__WORK TO BE COMPLETED__: Transcribe every line of the listing below without any deviation.

[INFORMATION SUPPLIED start]

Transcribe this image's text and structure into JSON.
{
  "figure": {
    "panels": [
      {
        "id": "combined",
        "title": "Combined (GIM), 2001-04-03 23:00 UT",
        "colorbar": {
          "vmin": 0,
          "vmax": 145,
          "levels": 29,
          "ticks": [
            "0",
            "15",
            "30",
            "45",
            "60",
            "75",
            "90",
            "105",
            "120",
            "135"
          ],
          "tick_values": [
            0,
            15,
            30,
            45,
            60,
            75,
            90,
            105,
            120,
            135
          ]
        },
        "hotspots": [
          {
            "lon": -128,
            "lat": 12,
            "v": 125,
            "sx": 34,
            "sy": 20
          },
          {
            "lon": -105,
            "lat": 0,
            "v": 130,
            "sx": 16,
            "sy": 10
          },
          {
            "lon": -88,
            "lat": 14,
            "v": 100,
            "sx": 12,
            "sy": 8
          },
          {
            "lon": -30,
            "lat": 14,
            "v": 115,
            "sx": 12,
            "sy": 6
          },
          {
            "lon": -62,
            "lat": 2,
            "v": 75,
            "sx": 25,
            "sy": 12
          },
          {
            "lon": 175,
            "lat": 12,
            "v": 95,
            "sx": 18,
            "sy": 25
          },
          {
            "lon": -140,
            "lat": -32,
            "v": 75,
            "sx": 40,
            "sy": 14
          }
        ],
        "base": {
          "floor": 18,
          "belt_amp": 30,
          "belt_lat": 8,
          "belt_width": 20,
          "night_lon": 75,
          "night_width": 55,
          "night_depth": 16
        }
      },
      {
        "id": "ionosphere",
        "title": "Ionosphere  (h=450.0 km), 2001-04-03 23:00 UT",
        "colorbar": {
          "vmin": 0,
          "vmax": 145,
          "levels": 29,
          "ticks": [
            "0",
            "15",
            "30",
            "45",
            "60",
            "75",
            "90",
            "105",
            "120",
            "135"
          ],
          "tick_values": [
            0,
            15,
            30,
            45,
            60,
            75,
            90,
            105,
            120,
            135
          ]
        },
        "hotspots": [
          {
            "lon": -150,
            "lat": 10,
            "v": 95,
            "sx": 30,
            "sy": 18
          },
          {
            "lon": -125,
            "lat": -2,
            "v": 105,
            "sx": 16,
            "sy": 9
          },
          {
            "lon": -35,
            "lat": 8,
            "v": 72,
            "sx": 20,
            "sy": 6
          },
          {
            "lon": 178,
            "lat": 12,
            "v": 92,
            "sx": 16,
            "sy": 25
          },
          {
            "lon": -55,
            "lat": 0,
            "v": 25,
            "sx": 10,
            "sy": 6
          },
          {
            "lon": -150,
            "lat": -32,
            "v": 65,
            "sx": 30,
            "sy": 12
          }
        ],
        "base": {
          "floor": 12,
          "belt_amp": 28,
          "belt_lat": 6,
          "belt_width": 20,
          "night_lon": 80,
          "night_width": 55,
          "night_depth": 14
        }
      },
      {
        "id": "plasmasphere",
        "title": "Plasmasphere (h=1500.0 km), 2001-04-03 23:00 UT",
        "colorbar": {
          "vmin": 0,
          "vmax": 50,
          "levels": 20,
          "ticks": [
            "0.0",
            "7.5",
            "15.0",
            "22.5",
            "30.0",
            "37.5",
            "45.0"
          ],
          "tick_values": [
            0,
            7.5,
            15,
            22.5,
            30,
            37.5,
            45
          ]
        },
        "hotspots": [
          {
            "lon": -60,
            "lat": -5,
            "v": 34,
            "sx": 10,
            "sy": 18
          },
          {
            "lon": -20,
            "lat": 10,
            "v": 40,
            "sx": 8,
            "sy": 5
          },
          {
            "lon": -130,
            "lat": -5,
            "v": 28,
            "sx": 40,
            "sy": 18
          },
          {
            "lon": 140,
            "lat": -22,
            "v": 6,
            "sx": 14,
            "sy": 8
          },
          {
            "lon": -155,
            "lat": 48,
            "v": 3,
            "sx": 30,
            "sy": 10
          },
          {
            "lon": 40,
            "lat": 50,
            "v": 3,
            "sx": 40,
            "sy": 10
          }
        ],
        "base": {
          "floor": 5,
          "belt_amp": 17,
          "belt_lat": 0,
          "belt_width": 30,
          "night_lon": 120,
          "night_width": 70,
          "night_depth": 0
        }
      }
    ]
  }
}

[INFORMATION SUPPLIED end]

__THE RESULT__:
Transcribe this image's text and structure into JSON.
{
  "figure": {
    "panels": [
      {
        "id": "combined",
        "title": "Combined (GIM), 2001-04-03 23:00 UT",
        "colorbar": {
          "vmin": 0,
          "vmax": 145,
          "levels": 29,
          "ticks": [
            "0",
            "15",
            "30",
            "45",
            "60",
            "75",
            "90",
            "105",
            "120",
            "135"
          ],
          "tick_values": [
            0,
            15,
            30,
            45,
            60,
            75,
            90,
            105,
            120,
            135
          ]
        },
        "hotspots": [
          {
            "lon": -128,
            "lat": 12,
            "v": 125,
            "sx": 34,
            "sy": 20
          },
          {
            "lon": -105,
            "lat": 0,
            "v": 130,
            "sx": 16,
            "sy": 10
          },
          {
            "lon": -88,
            "lat": 14,
            "v": 100,
            "sx": 12,
            "sy": 8
          },
          {
            "lon": -30,
            "lat": 14,
            "v": 115,
            "sx": 12,
            "sy": 6
          },
          {
            "lon": -62,
            "lat": 2,
            "v": 75,
            "sx": 25,
            "sy": 12
          },
          {
            "lon": 175,
            "lat": 12,
            "v": 95,
            "sx": 18,
            "sy": 25
          },
          {
            "lon": -140,
            "lat": -32,
            "v": 75,
            "sx": 40,
            "sy": 14
          }
        ],
        "base": {
          "floor": 18,
          "belt_amp": 30,
          "belt_lat": 8,
          "belt_width": 20,
          "night_lon": 75,
          "night_width": 55,
          "night_depth": 16
        }
      },
      {
        "id": "ionosphere",
        "title": "Ionosphere  (h=450.0 km), 2001-04-03 23:00 UT",
        "colorbar": {
          "vmin": 0,
          "vmax": 145,
          "levels": 29,
          "ticks": [
            "0",
            "15",
            "30",
            "45",
            "60",
            "75",
            "90",
            "105",
            "120",
            "135"
          ],
          "tick_values": [
            0,
            15,
            30,
            45,
            60,
            75,
            90,
            105,
            120,
            135
          ]
        },
        "hotspots": [
          {
            "lon": -150,
            "lat": 10,
            "v": 95,
            "sx": 30,
            "sy": 18
          },
          {
            "lon": -125,
            "lat": -2,
            "v": 105,
            "sx": 16,
            "sy": 9
          },
          {
            "lon": -35,
            "lat": 8,
            "v": 72,
            "sx": 20,
            "sy": 6
          },
          {
            "lon": 178,
            "lat": 12,
            "v": 92,
            "sx": 16,
            "sy": 25
          },
          {
            "lon": -55,
            "lat": 0,
            "v": 25,
            "sx": 10,
            "sy": 6
          },
          {
            "lon": -150,
            "lat": -32,
            "v": 65,
            "sx": 30,
            "sy": 12
          }
        ],
        "base": {
          "floor": 12,
          "belt_amp": 28,
          "belt_lat": 6,
          "belt_width": 20,
          "night_lon": 80,
          "night_width": 55,
          "night_depth": 14
        }
      },
      {
        "id": "plasmasphere",
        "title": "Plasmasphere (h=1500.0 km), 2001-04-03 23:00 UT",
        "colorbar": {
          "vmin": 0,
          "vmax": 50,
          "levels": 20,
          "ticks": [
            "0.0",
            "7.5",
            "15.0",
            "22.5",
            "30.0",
            "37.5",
            "45.0"
          ],
          "tick_values": [
            0,
            7.5,
            15,
            22.5,
            30,
            37.5,
            45
          ]
        },
        "hotspots": [
          {
            "lon": -60,
            "lat": -5,
            "v": 34,
            "sx": 10,
            "sy": 18
          },
          {
            "lon": -20,
            "lat": 10,
            "v": 40,
            "sx": 8,
            "sy": 5
          },
          {
            "lon": -130,
            "lat": -5,
            "v": 28,
            "sx": 40,
            "sy": 18
          },
          {
            "lon": 140,
            "lat": -22,
            "v": 6,
            "sx": 14,
            "sy": 8
          },
          {
            "lon": -155,
            "lat": 48,
            "v": 3,
            "sx": 30,
            "sy": 10
          },
          {
            "lon": 40,
            "lat": 50,
            "v": 3,
            "sx": 40,
            "sy": 10
          }
        ],
        "base": {
          "floor": 5,
          "belt_amp": 17,
          "belt_lat": 0,
          "belt_width": 30,
          "night_lon": 120,
          "night_width": 70,
          "night_depth": 0
        }
      }
    ]
  }
}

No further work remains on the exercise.